### [THE REQUEST]
Omit the pictures and return every entry exactly as written.

### [INPUT DATA]
════

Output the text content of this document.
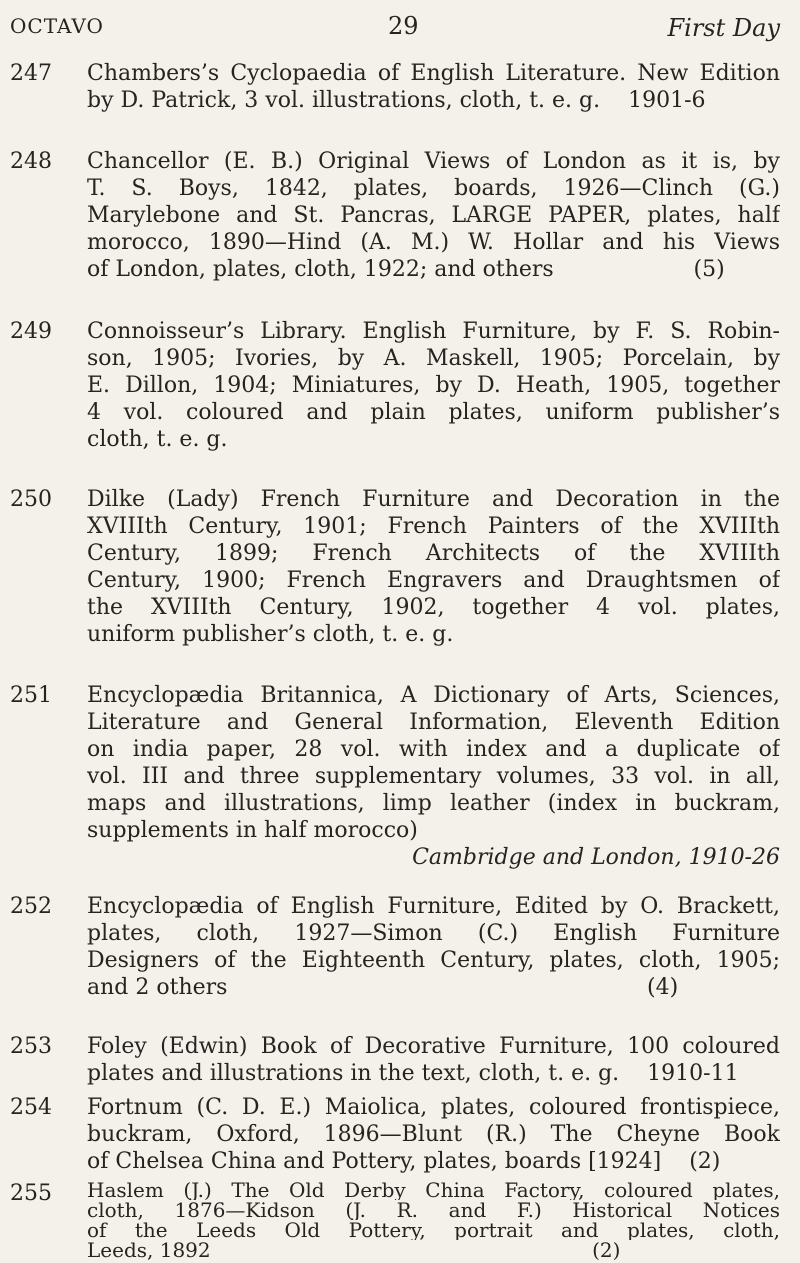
OCTAVO	29	First Day
247 Chambers’s Cyclopaedia of English Literature. New Edition
by D. Patrick, 3 vol. illustrations, cloth, t. e. g.    1901-6
248 Chancellor (E. B.) Original Views of London as it is, by
T. S. Boys, 1842, plates, boards, 1926—Clinch (G.)
Marylebone and St. Pancras, LARGE PAPER, plates, half
morocco, 1890—Hind (A. M.) W. Hollar and his Views
of London, plates, cloth, 1922; and others                    (5)
249 Connoisseur’s Library. English Furniture, by F. S. Robin-
son, 1905; Ivories, by A. Maskell, 1905; Porcelain, by
E. Dillon, 1904; Miniatures, by D. Heath, 1905, together
4 vol. coloured and plain plates, uniform publisher’s
cloth, t. e. g.
250 Dilke (Lady) French Furniture and Decoration in the
XVIIIth Century, 1901; French Painters of the XVIIIth
Century, 1899; French Architects of the XVIIIth
Century, 1900; French Engravers and Draughtsmen of
the XVIIIth Century, 1902, together 4 vol. plates,
uniform publisher’s cloth, t. e. g.
251 Encyclopædia Britannica, A Dictionary of Arts, Sciences,
Literature and General Information, Eleventh Edition
on india paper, 28 vol. with index and a duplicate of
vol. III and three supplementary volumes, 33 vol. in all,
maps and illustrations, limp leather (index in buckram,
supplements in half morocco)
Cambridge and London, 1910-26
252 Encyclopædia of English Furniture, Edited by O. Brackett,
plates, cloth, 1927—Simon (C.) English Furniture
Designers of the Eighteenth Century, plates, cloth, 1905;
and 2 others                                                            (4)
253 Foley (Edwin) Book of Decorative Furniture, 100 coloured
plates and illustrations in the text, cloth, t. e. g.    1910-11
254 Fortnum (C. D. E.) Maiolica, plates, coloured frontispiece,
buckram, Oxford, 1896—Blunt (R.) The Cheyne Book
of Chelsea China and Pottery, plates, boards [1924]    (2)
255 Haslem (J.) The Old Derby China Factory, coloured plates,
cloth, 1876—Kidson (J. R. and F.) Historical Notices
of the Leeds Old Pottery, portrait and plates, cloth,
Leeds, 1892                                                            (2)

════

### [ANSWER FOR THE TASK]
Output the text content of this document.
OCTAVO	29	First Day
247 Chambers’s Cyclopaedia of English Literature. New Edition
by D. Patrick, 3 vol. illustrations, cloth, t. e. g.    1901-6
248 Chancellor (E. B.) Original Views of London as it is, by
T. S. Boys, 1842, plates, boards, 1926—Clinch (G.)
Marylebone and St. Pancras, LARGE PAPER, plates, half
morocco, 1890—Hind (A. M.) W. Hollar and his Views
of London, plates, cloth, 1922; and others                    (5)
249 Connoisseur’s Library. English Furniture, by F. S. Robin-
son, 1905; Ivories, by A. Maskell, 1905; Porcelain, by
E. Dillon, 1904; Miniatures, by D. Heath, 1905, together
4 vol. coloured and plain plates, uniform publisher’s
cloth, t. e. g.
250 Dilke (Lady) French Furniture and Decoration in the
XVIIIth Century, 1901; French Painters of the XVIIIth
Century, 1899; French Architects of the XVIIIth
Century, 1900; French Engravers and Draughtsmen of
the XVIIIth Century, 1902, together 4 vol. plates,
uniform publisher’s cloth, t. e. g.
251 Encyclopædia Britannica, A Dictionary of Arts, Sciences,
Literature and General Information, Eleventh Edition
on india paper, 28 vol. with index and a duplicate of
vol. III and three supplementary volumes, 33 vol. in all,
maps and illustrations, limp leather (index in buckram,
supplements in half morocco)
Cambridge and London, 1910-26
252 Encyclopædia of English Furniture, Edited by O. Brackett,
plates, cloth, 1927—Simon (C.) English Furniture
Designers of the Eighteenth Century, plates, cloth, 1905;
and 2 others                                                            (4)
253 Foley (Edwin) Book of Decorative Furniture, 100 coloured
plates and illustrations in the text, cloth, t. e. g.    1910-11
254 Fortnum (C. D. E.) Maiolica, plates, coloured frontispiece,
buckram, Oxford, 1896—Blunt (R.) The Cheyne Book
of Chelsea China and Pottery, plates, boards [1924]    (2)
255 Haslem (J.) The Old Derby China Factory, coloured plates,
cloth, 1876—Kidson (J. R. and F.) Historical Notices
of the Leeds Old Pottery, portrait and plates, cloth,
Leeds, 1892                                                            (2)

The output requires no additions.